(PROVIDED PASSAGE Opens)

Renewables IPOs to 'struggle' as London market reaches 'saturation point'

13 March 2014

Some of the latest attempts to list renewables vehicles on the London market will fail to get away, or raise as much capital as hoped, as investors warn that the supply of these products begins to outstrip demand.

After five renewables companies or funds listed on the London market in 2013, raising more than £1 billion ($1.7 billion) from investors, three more are planning to float vehicles in 2014 – John Laing, Ingenious and NextEnergy.

With two of the companies hoping to close their books on Tuesday, investors have told Environmental Finance that the reception for the offers has been lukewarm and there are fears that not all will prove successful.

The situation is being compounded because several other companies are understood to be talking to investors about potential renewables listings.

One asset manager said:  "There are several companies all trying to race through the gate and they can't all succeed – there's a limited amount of capital. Investors have taken the view they really would prefer five or six big companies, rather than 15 little ones. I don't think any of them are getting great traction."

(PROVIDED PASSAGE Closes)
(RECORDS SUPPLIED Opens)

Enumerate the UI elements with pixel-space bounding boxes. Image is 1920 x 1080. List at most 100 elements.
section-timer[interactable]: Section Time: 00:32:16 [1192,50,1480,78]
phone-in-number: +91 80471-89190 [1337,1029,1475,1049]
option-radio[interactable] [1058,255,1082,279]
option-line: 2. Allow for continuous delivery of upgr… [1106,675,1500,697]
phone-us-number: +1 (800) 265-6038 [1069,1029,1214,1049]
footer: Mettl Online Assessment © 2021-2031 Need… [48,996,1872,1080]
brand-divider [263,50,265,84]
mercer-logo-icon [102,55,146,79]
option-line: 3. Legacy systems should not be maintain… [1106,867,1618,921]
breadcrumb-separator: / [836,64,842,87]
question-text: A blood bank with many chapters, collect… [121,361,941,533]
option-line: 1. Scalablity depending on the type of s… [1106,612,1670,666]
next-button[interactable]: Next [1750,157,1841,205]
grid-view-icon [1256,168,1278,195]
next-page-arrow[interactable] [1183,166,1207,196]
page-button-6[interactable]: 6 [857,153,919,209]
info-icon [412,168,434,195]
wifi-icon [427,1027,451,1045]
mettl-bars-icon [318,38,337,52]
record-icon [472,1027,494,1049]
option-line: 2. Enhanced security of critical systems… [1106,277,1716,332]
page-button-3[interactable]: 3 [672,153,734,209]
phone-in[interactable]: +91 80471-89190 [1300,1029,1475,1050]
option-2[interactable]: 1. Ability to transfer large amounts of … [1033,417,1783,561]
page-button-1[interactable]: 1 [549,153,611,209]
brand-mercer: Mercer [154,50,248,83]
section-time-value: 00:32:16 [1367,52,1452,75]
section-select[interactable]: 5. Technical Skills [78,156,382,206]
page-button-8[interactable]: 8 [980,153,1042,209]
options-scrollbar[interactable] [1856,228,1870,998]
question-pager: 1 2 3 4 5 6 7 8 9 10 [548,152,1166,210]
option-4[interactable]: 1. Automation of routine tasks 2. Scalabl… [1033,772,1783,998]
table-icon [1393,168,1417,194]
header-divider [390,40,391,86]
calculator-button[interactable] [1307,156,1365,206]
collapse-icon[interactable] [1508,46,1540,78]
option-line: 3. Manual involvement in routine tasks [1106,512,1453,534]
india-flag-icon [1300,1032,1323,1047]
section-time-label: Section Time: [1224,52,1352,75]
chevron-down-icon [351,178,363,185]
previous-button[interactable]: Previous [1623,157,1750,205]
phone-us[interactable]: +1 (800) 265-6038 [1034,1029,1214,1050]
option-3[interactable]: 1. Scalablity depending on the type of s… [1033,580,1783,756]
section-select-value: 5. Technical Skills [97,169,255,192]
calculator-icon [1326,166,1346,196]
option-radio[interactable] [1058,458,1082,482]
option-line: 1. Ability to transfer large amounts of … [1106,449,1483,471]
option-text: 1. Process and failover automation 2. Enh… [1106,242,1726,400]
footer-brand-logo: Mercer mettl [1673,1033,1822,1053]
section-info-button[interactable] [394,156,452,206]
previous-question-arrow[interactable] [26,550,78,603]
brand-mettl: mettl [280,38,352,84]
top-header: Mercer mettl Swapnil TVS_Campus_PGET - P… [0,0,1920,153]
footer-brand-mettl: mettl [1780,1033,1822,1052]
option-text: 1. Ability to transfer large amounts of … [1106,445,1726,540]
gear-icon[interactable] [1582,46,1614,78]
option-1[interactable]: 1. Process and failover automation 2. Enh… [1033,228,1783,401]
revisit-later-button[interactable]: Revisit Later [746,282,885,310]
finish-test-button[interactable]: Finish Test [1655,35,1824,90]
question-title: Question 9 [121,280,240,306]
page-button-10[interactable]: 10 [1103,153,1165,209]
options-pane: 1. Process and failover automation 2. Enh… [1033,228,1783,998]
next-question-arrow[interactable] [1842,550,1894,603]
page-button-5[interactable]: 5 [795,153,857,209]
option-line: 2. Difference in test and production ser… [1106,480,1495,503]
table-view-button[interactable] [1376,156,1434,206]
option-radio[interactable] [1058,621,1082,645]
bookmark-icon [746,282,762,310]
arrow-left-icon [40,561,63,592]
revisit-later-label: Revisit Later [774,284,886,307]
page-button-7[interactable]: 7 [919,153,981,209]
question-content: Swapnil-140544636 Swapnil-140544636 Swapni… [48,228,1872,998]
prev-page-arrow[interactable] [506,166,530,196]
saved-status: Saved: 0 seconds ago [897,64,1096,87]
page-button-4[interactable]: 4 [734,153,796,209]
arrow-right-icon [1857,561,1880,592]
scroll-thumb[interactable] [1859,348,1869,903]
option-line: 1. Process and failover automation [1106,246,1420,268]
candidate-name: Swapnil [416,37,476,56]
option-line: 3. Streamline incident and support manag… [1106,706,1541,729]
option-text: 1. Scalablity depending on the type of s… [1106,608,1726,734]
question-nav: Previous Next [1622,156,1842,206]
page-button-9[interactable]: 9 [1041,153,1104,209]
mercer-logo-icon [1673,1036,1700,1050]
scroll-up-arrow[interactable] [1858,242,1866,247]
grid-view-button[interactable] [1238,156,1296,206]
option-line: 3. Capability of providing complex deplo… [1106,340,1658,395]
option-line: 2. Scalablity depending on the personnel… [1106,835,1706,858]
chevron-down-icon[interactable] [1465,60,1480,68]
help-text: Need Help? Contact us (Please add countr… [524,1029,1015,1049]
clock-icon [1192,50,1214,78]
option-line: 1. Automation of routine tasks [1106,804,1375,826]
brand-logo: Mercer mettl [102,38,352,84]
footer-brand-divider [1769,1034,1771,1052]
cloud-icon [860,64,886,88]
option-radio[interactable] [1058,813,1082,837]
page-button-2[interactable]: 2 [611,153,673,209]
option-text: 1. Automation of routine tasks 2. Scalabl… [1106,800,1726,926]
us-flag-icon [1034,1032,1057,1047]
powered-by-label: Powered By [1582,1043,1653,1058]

(RECORDS SUPPLIED Closes)

• REQUIREMENT 1: According to the article on London renewables listings, which three companies are planning to float vehicles in 2014?
• REQUIREMENT 2: Carry on the article about renewables listings on the London market from the point where it stops.
The records can be set aside; nothing here depends on them.

• EXPECTED OUTPUT 1: John Laing, Ingenious and NextEnergy.

• EXPECTED OUTPUT 2:
One private equity investor said: "The market at the moment seems to be saturated, at least in the UK. I'm not sure if it's permanently saturated or just people taking a breather. Some people are saying don't show me another solar or wind farm."

"The market is at indigestion point," said one London-based banker. "There's only a certain amount that can get fed into the market at any one time.  Some investors look at their allocations and feel they have enough of the sector already – don't forget that at the moment, it's still very new. It's a case of gradual expansion of the market rather than doing it all in the first quarter of the year."

Five vehicles listed in 2013: Greencoat's UK Wind, which raised £260 million, followed by The Renewables Infrastructure Group (£300 million), Bluefield Solar (£130 million), Foresight (£150 million) and Terra Firma's Infinis, which sold 30% of its equity, valuing the company £780 million.

In 2014, infrastructure investment company John Laing said it hoped to raise at least £160 million for its Environmental Assets Group; NextEnergy Solar Fund said it planned to raise £150 million; and Ingenious Capital Management said it planned to raise £160 million.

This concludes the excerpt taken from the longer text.